(Source data)

>>>

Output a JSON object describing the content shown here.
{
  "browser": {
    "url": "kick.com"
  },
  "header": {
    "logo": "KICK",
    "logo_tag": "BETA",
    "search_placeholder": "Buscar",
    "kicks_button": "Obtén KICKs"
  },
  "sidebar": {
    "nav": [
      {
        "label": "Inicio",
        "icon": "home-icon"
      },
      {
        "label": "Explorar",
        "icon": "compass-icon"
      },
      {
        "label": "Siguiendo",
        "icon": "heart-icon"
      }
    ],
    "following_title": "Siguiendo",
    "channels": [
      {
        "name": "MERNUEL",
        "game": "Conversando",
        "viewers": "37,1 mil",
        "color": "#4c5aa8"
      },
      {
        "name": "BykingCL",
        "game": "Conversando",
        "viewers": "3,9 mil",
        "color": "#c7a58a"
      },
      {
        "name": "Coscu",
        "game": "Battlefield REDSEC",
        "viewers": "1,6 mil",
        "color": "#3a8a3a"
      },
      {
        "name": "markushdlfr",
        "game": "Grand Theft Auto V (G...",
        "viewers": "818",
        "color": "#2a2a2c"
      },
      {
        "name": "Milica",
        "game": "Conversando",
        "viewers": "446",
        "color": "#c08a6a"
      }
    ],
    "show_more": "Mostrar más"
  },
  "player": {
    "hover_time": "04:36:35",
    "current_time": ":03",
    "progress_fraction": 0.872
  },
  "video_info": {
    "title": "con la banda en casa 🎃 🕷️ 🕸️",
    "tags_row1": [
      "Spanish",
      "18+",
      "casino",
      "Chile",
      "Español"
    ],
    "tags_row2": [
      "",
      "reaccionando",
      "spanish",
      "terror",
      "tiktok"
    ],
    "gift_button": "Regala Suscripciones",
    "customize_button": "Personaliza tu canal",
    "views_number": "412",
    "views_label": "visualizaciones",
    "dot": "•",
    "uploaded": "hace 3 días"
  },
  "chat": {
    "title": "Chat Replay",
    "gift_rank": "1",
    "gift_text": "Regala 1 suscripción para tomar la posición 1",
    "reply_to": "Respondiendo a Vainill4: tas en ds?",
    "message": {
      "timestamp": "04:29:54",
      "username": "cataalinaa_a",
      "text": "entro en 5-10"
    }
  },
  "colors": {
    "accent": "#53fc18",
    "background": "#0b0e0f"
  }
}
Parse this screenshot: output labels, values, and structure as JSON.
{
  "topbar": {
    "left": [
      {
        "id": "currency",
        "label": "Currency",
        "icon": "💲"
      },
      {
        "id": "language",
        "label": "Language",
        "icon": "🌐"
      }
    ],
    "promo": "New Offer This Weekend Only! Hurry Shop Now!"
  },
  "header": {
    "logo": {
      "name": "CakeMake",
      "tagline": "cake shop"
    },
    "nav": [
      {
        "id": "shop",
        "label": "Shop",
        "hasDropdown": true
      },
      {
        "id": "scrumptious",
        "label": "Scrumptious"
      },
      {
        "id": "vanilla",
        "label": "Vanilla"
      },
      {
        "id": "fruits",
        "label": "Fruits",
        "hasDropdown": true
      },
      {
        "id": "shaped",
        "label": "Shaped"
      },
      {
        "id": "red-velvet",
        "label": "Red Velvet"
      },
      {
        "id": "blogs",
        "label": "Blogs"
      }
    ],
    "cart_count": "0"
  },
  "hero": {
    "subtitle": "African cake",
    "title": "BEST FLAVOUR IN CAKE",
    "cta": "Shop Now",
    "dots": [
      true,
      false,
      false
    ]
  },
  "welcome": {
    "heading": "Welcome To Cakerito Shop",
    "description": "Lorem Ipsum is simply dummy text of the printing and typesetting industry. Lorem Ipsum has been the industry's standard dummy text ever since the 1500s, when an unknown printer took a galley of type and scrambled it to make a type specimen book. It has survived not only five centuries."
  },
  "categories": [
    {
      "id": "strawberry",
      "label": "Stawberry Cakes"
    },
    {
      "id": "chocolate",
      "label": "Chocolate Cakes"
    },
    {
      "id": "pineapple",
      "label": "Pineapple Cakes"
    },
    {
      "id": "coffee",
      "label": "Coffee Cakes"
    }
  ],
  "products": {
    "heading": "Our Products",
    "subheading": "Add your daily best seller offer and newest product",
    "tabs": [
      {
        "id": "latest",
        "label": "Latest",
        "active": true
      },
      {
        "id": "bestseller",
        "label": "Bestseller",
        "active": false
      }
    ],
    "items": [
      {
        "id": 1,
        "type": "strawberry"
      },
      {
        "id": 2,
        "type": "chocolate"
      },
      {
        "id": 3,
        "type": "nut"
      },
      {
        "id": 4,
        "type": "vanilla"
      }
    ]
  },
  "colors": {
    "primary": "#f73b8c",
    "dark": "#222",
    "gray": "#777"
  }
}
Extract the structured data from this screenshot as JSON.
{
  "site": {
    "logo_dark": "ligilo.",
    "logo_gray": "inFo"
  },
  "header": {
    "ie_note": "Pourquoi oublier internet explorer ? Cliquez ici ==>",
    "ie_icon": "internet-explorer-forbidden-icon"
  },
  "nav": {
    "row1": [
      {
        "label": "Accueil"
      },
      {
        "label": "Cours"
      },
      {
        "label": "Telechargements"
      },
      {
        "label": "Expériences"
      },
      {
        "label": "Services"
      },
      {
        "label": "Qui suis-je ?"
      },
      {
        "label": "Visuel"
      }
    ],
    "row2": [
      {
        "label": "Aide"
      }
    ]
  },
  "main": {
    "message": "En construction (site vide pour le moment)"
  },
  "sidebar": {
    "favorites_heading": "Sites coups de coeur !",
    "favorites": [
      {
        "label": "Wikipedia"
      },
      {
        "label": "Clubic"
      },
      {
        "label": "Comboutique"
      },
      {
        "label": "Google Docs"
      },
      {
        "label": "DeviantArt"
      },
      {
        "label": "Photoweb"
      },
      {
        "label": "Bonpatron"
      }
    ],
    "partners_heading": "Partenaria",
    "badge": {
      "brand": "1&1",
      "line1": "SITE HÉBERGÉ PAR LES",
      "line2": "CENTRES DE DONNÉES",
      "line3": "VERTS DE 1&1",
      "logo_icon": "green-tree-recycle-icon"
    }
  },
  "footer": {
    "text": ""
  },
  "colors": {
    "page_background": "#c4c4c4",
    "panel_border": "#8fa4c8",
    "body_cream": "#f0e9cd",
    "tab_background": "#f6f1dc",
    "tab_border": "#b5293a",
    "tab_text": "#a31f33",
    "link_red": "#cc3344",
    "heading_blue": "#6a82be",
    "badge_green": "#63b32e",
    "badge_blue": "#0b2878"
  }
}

<<<

## What is needed
Reproduce every line of the material above exactly.

## Solution below
Output a JSON object describing the content shown here.
{
  "browser": {
    "url": "kick.com"
  },
  "header": {
    "logo": "KICK",
    "logo_tag": "BETA",
    "search_placeholder": "Buscar",
    "kicks_button": "Obtén KICKs"
  },
  "sidebar": {
    "nav": [
      {
        "label": "Inicio",
        "icon": "home-icon"
      },
      {
        "label": "Explorar",
        "icon": "compass-icon"
      },
      {
        "label": "Siguiendo",
        "icon": "heart-icon"
      }
    ],
    "following_title": "Siguiendo",
    "channels": [
      {
        "name": "MERNUEL",
        "game": "Conversando",
        "viewers": "37,1 mil",
        "color": "#4c5aa8"
      },
      {
        "name": "BykingCL",
        "game": "Conversando",
        "viewers": "3,9 mil",
        "color": "#c7a58a"
      },
      {
        "name": "Coscu",
        "game": "Battlefield REDSEC",
        "viewers": "1,6 mil",
        "color": "#3a8a3a"
      },
      {
        "name": "markushdlfr",
        "game": "Grand Theft Auto V (G...",
        "viewers": "818",
        "color": "#2a2a2c"
      },
      {
        "name": "Milica",
        "game": "Conversando",
        "viewers": "446",
        "color": "#c08a6a"
      }
    ],
    "show_more": "Mostrar más"
  },
  "player": {
    "hover_time": "04:36:35",
    "current_time": ":03",
    "progress_fraction": 0.872
  },
  "video_info": {
    "title": "con la banda en casa 🎃 🕷️ 🕸️",
    "tags_row1": [
      "Spanish",
      "18+",
      "casino",
      "Chile",
      "Español"
    ],
    "tags_row2": [
      "",
      "reaccionando",
      "spanish",
      "terror",
      "tiktok"
    ],
    "gift_button": "Regala Suscripciones",
    "customize_button": "Personaliza tu canal",
    "views_number": "412",
    "views_label": "visualizaciones",
    "dot": "•",
    "uploaded": "hace 3 días"
  },
  "chat": {
    "title": "Chat Replay",
    "gift_rank": "1",
    "gift_text": "Regala 1 suscripción para tomar la posición 1",
    "reply_to": "Respondiendo a Vainill4: tas en ds?",
    "message": {
      "timestamp": "04:29:54",
      "username": "cataalinaa_a",
      "text": "entro en 5-10"
    }
  },
  "colors": {
    "accent": "#53fc18",
    "background": "#0b0e0f"
  }
}
Parse this screenshot: output labels, values, and structure as JSON.
{
  "topbar": {
    "left": [
      {
        "id": "currency",
        "label": "Currency",
        "icon": "💲"
      },
      {
        "id": "language",
        "label": "Language",
        "icon": "🌐"
      }
    ],
    "promo": "New Offer This Weekend Only! Hurry Shop Now!"
  },
  "header": {
    "logo": {
      "name": "CakeMake",
      "tagline": "cake shop"
    },
    "nav": [
      {
        "id": "shop",
        "label": "Shop",
        "hasDropdown": true
      },
      {
        "id": "scrumptious",
        "label": "Scrumptious"
      },
      {
        "id": "vanilla",
        "label": "Vanilla"
      },
      {
        "id": "fruits",
        "label": "Fruits",
        "hasDropdown": true
      },
      {
        "id": "shaped",
        "label": "Shaped"
      },
      {
        "id": "red-velvet",
        "label": "Red Velvet"
      },
      {
        "id": "blogs",
        "label": "Blogs"
      }
    ],
    "cart_count": "0"
  },
  "hero": {
    "subtitle": "African cake",
    "title": "BEST FLAVOUR IN CAKE",
    "cta": "Shop Now",
    "dots": [
      true,
      false,
      false
    ]
  },
  "welcome": {
    "heading": "Welcome To Cakerito Shop",
    "description": "Lorem Ipsum is simply dummy text of the printing and typesetting industry. Lorem Ipsum has been the industry's standard dummy text ever since the 1500s, when an unknown printer took a galley of type and scrambled it to make a type specimen book. It has survived not only five centuries."
  },
  "categories": [
    {
      "id": "strawberry",
      "label": "Stawberry Cakes"
    },
    {
      "id": "chocolate",
      "label": "Chocolate Cakes"
    },
    {
      "id": "pineapple",
      "label": "Pineapple Cakes"
    },
    {
      "id": "coffee",
      "label": "Coffee Cakes"
    }
  ],
  "products": {
    "heading": "Our Products",
    "subheading": "Add your daily best seller offer and newest product",
    "tabs": [
      {
        "id": "latest",
        "label": "Latest",
        "active": true
      },
      {
        "id": "bestseller",
        "label": "Bestseller",
        "active": false
      }
    ],
    "items": [
      {
        "id": 1,
        "type": "strawberry"
      },
      {
        "id": 2,
        "type": "chocolate"
      },
      {
        "id": 3,
        "type": "nut"
      },
      {
        "id": 4,
        "type": "vanilla"
      }
    ]
  },
  "colors": {
    "primary": "#f73b8c",
    "dark": "#222",
    "gray": "#777"
  }
}
Extract the structured data from this screenshot as JSON.
{
  "site": {
    "logo_dark": "ligilo.",
    "logo_gray": "inFo"
  },
  "header": {
    "ie_note": "Pourquoi oublier internet explorer ? Cliquez ici ==>",
    "ie_icon": "internet-explorer-forbidden-icon"
  },
  "nav": {
    "row1": [
      {
        "label": "Accueil"
      },
      {
        "label": "Cours"
      },
      {
        "label": "Telechargements"
      },
      {
        "label": "Expériences"
      },
      {
        "label": "Services"
      },
      {
        "label": "Qui suis-je ?"
      },
      {
        "label": "Visuel"
      }
    ],
    "row2": [
      {
        "label": "Aide"
      }
    ]
  },
  "main": {
    "message": "En construction (site vide pour le moment)"
  },
  "sidebar": {
    "favorites_heading": "Sites coups de coeur !",
    "favorites": [
      {
        "label": "Wikipedia"
      },
      {
        "label": "Clubic"
      },
      {
        "label": "Comboutique"
      },
      {
        "label": "Google Docs"
      },
      {
        "label": "DeviantArt"
      },
      {
        "label": "Photoweb"
      },
      {
        "label": "Bonpatron"
      }
    ],
    "partners_heading": "Partenaria",
    "badge": {
      "brand": "1&1",
      "line1": "SITE HÉBERGÉ PAR LES",
      "line2": "CENTRES DE DONNÉES",
      "line3": "VERTS DE 1&1",
      "logo_icon": "green-tree-recycle-icon"
    }
  },
  "footer": {
    "text": ""
  },
  "colors": {
    "page_background": "#c4c4c4",
    "panel_border": "#8fa4c8",
    "body_cream": "#f0e9cd",
    "tab_background": "#f6f1dc",
    "tab_border": "#b5293a",
    "tab_text": "#a31f33",
    "link_red": "#cc3344",
    "heading_blue": "#6a82be",
    "badge_green": "#63b32e",
    "badge_blue": "#0b2878"
  }
}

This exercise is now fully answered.